** TASK DESCRIPTION **
Reproduce every entry word for word.
──────── SOURCE MATERIAL
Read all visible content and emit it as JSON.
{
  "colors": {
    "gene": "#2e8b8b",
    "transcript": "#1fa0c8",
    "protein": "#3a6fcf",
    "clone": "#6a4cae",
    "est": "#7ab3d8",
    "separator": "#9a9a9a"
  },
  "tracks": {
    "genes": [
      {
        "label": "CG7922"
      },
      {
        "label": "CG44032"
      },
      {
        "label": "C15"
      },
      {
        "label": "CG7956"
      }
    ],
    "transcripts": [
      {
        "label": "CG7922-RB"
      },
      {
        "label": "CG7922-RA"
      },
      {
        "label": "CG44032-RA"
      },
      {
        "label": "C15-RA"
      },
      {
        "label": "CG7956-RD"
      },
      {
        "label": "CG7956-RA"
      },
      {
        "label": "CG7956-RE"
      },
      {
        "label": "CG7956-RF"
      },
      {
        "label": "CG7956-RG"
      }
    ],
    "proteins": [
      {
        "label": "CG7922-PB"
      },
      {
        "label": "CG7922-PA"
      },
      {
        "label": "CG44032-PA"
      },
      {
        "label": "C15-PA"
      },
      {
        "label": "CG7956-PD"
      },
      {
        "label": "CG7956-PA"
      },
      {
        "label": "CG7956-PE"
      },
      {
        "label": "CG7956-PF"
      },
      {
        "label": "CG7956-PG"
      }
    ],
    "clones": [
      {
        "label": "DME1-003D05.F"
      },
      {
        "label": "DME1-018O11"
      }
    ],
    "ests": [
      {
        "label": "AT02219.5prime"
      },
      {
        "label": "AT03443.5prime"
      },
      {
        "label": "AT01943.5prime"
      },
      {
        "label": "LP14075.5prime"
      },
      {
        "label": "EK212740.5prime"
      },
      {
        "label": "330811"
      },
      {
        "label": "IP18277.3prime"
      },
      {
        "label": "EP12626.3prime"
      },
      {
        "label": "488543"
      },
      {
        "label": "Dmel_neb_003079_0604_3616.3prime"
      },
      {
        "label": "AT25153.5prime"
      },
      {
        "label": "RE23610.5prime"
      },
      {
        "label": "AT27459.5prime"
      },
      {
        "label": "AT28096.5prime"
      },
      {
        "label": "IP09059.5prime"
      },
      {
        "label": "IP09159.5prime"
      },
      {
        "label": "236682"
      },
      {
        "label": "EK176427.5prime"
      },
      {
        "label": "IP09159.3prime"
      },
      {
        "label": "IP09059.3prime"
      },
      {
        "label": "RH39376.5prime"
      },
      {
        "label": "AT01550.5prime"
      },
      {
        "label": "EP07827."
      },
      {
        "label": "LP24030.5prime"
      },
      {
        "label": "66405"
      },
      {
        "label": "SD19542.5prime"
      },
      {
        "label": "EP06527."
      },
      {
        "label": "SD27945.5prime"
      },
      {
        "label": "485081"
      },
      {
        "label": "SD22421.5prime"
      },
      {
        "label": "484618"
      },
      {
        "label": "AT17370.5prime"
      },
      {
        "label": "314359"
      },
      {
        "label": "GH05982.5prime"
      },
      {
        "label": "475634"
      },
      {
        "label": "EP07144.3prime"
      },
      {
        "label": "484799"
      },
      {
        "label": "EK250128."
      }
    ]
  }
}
────────────────
** ANSWER SECTION **
Read all visible content and emit it as JSON.
{
  "colors": {
    "gene": "#2e8b8b",
    "transcript": "#1fa0c8",
    "protein": "#3a6fcf",
    "clone": "#6a4cae",
    "est": "#7ab3d8",
    "separator": "#9a9a9a"
  },
  "tracks": {
    "genes": [
      {
        "label": "CG7922"
      },
      {
        "label": "CG44032"
      },
      {
        "label": "C15"
      },
      {
        "label": "CG7956"
      }
    ],
    "transcripts": [
      {
        "label": "CG7922-RB"
      },
      {
        "label": "CG7922-RA"
      },
      {
        "label": "CG44032-RA"
      },
      {
        "label": "C15-RA"
      },
      {
        "label": "CG7956-RD"
      },
      {
        "label": "CG7956-RA"
      },
      {
        "label": "CG7956-RE"
      },
      {
        "label": "CG7956-RF"
      },
      {
        "label": "CG7956-RG"
      }
    ],
    "proteins": [
      {
        "label": "CG7922-PB"
      },
      {
        "label": "CG7922-PA"
      },
      {
        "label": "CG44032-PA"
      },
      {
        "label": "C15-PA"
      },
      {
        "label": "CG7956-PD"
      },
      {
        "label": "CG7956-PA"
      },
      {
        "label": "CG7956-PE"
      },
      {
        "label": "CG7956-PF"
      },
      {
        "label": "CG7956-PG"
      }
    ],
    "clones": [
      {
        "label": "DME1-003D05.F"
      },
      {
        "label": "DME1-018O11"
      }
    ],
    "ests": [
      {
        "label": "AT02219.5prime"
      },
      {
        "label": "AT03443.5prime"
      },
      {
        "label": "AT01943.5prime"
      },
      {
        "label": "LP14075.5prime"
      },
      {
        "label": "EK212740.5prime"
      },
      {
        "label": "330811"
      },
      {
        "label": "IP18277.3prime"
      },
      {
        "label": "EP12626.3prime"
      },
      {
        "label": "488543"
      },
      {
        "label": "Dmel_neb_003079_0604_3616.3prime"
      },
      {
        "label": "AT25153.5prime"
      },
      {
        "label": "RE23610.5prime"
      },
      {
        "label": "AT27459.5prime"
      },
      {
        "label": "AT28096.5prime"
      },
      {
        "label": "IP09059.5prime"
      },
      {
        "label": "IP09159.5prime"
      },
      {
        "label": "236682"
      },
      {
        "label": "EK176427.5prime"
      },
      {
        "label": "IP09159.3prime"
      },
      {
        "label": "IP09059.3prime"
      },
      {
        "label": "RH39376.5prime"
      },
      {
        "label": "AT01550.5prime"
      },
      {
        "label": "EP07827."
      },
      {
        "label": "LP24030.5prime"
      },
      {
        "label": "66405"
      },
      {
        "label": "SD19542.5prime"
      },
      {
        "label": "EP06527."
      },
      {
        "label": "SD27945.5prime"
      },
      {
        "label": "485081"
      },
      {
        "label": "SD22421.5prime"
      },
      {
        "label": "484618"
      },
      {
        "label": "AT17370.5prime"
      },
      {
        "label": "314359"
      },
      {
        "label": "GH05982.5prime"
      },
      {
        "label": "475634"
      },
      {
        "label": "EP07144.3prime"
      },
      {
        "label": "484799"
      },
      {
        "label": "EK250128."
      }
    ]
  }
}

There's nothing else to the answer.